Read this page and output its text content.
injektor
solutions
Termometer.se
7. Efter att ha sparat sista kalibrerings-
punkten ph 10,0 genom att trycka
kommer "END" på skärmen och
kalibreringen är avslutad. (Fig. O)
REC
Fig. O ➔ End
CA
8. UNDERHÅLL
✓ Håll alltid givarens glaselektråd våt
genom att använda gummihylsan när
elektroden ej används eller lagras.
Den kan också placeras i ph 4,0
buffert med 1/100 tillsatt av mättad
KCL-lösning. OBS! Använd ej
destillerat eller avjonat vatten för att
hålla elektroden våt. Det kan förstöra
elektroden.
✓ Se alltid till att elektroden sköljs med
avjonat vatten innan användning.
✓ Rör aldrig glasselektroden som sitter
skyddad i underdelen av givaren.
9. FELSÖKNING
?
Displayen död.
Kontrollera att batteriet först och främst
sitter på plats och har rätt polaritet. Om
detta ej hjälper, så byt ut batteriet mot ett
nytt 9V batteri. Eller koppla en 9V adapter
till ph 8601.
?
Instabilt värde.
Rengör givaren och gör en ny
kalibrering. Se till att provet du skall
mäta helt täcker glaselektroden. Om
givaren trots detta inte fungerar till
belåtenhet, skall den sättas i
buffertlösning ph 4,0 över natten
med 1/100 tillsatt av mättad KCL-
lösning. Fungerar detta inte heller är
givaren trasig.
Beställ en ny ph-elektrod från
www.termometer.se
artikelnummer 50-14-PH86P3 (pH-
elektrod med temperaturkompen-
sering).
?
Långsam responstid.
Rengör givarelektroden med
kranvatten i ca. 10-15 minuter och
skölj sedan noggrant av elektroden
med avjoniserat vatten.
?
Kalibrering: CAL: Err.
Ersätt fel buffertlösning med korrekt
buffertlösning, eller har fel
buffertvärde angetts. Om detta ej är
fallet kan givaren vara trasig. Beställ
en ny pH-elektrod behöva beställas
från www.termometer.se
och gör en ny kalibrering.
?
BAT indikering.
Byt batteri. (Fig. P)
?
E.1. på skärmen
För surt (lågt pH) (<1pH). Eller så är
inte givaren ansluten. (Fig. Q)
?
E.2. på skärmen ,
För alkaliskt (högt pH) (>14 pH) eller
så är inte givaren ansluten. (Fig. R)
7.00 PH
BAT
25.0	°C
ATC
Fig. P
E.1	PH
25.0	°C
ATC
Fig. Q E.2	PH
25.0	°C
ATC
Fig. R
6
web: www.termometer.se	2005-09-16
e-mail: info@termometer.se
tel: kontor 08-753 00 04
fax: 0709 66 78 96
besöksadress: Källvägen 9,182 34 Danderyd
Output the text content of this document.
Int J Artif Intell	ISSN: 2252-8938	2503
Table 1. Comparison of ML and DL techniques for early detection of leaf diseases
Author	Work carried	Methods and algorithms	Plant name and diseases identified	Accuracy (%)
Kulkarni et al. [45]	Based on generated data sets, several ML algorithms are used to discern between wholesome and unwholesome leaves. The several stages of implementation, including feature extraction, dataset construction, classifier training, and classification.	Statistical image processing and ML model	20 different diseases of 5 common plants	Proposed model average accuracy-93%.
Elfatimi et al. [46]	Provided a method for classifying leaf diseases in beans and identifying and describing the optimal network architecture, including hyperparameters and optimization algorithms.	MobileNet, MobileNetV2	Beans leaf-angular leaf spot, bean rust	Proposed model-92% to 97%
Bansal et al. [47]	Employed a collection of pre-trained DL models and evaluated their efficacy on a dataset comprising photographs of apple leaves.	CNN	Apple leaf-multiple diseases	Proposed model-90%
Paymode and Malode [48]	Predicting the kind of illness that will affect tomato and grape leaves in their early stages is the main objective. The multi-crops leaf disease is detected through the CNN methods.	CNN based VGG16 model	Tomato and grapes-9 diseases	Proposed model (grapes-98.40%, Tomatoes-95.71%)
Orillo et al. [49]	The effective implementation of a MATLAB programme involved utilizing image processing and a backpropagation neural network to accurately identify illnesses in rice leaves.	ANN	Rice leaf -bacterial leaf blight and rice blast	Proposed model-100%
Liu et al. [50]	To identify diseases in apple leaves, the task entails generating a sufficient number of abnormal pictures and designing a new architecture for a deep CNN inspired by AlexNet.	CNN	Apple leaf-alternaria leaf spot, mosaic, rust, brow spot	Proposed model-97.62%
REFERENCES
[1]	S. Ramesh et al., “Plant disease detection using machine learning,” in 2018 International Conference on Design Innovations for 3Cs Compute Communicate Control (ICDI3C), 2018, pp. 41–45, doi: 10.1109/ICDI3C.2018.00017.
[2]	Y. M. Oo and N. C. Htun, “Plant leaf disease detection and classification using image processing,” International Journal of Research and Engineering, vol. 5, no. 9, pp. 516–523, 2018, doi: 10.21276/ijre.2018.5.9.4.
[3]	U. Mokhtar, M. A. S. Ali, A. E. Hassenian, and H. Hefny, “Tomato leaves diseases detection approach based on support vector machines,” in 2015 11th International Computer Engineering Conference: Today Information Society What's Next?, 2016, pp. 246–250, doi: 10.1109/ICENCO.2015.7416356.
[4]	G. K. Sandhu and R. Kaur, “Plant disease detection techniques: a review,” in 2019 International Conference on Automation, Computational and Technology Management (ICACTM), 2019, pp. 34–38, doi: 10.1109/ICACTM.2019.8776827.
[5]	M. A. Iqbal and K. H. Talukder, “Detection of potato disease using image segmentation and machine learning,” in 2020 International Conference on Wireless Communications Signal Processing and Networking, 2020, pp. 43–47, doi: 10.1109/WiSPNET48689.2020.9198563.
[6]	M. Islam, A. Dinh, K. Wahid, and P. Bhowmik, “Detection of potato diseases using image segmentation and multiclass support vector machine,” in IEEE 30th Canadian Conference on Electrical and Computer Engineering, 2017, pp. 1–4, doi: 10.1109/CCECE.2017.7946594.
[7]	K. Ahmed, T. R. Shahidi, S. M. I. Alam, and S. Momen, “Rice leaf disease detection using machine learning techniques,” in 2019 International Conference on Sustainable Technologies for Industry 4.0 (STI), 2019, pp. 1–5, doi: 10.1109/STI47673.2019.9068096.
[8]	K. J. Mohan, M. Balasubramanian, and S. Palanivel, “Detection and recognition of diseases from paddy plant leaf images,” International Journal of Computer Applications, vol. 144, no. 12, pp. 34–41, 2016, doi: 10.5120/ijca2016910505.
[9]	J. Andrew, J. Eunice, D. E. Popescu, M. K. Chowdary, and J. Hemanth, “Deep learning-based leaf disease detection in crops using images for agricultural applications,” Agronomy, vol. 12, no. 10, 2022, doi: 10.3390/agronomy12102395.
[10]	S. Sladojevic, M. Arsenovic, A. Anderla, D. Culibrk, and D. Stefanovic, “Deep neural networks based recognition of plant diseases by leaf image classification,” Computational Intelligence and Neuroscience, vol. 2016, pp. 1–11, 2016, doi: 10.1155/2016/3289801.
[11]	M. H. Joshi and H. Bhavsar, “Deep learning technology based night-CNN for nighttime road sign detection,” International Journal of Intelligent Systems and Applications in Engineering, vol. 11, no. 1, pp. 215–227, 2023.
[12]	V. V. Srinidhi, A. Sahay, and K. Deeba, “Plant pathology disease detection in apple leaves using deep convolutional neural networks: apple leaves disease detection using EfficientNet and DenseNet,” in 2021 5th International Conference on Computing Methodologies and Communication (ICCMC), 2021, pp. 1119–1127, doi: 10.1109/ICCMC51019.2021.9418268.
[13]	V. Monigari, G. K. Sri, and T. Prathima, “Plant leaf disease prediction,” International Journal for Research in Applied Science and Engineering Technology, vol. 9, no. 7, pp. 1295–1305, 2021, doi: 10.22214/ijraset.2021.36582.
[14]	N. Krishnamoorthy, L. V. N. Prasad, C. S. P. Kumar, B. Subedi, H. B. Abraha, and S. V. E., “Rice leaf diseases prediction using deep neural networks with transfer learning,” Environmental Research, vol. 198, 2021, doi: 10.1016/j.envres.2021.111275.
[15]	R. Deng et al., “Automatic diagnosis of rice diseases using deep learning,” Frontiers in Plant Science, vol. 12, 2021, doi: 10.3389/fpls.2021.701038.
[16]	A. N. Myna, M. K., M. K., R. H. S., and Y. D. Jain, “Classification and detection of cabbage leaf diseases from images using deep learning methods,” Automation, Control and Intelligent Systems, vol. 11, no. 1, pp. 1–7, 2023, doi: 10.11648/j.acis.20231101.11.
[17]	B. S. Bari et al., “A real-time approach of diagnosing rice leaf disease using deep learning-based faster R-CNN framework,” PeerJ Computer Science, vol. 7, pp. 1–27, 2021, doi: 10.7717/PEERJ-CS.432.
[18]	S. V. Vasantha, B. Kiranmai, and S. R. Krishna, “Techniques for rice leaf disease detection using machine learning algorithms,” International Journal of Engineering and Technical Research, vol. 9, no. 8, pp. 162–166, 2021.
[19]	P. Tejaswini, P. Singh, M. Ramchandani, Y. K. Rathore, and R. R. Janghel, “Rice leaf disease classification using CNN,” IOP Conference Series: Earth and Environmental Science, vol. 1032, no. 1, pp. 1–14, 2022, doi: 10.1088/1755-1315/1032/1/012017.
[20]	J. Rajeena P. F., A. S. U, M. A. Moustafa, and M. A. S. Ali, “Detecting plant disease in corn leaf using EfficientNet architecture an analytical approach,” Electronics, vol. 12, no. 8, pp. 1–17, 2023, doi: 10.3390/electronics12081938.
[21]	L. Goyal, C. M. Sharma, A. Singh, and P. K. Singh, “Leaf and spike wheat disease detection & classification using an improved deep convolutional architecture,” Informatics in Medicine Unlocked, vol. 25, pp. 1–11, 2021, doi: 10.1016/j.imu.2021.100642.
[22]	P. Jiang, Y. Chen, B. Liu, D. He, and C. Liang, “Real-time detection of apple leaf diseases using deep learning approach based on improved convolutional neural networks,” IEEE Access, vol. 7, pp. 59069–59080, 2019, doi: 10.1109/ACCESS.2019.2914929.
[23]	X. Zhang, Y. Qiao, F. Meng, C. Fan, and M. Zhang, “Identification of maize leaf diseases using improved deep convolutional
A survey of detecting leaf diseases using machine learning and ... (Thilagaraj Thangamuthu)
▬▬▬
* [WORK TO COMPLETE]:
Working from the entries above, return all lines that contain "Singh".

* [RESULT OF THIS TASK]:
[19]	P. Tejaswini, P. Singh, M. Ramchandani, Y. K. Rathore, and R. R. Janghel, “Rice leaf disease classification using CNN,” IOP Conference Series: Earth and Environmental Science, vol. 1032, no. 1, pp. 1–14, 2022, doi: 10.1088/1755-1315/1032/1/012017.
[21]	L. Goyal, C. M. Sharma, A. Singh, and P. K. Singh, “Leaf and spike wheat disease detection & classification using an improved deep convolutional architecture,” Informatics in Medicine Unlocked, vol. 25, pp. 1–11, 2021, doi: 10.1016/j.imu.2021.100642.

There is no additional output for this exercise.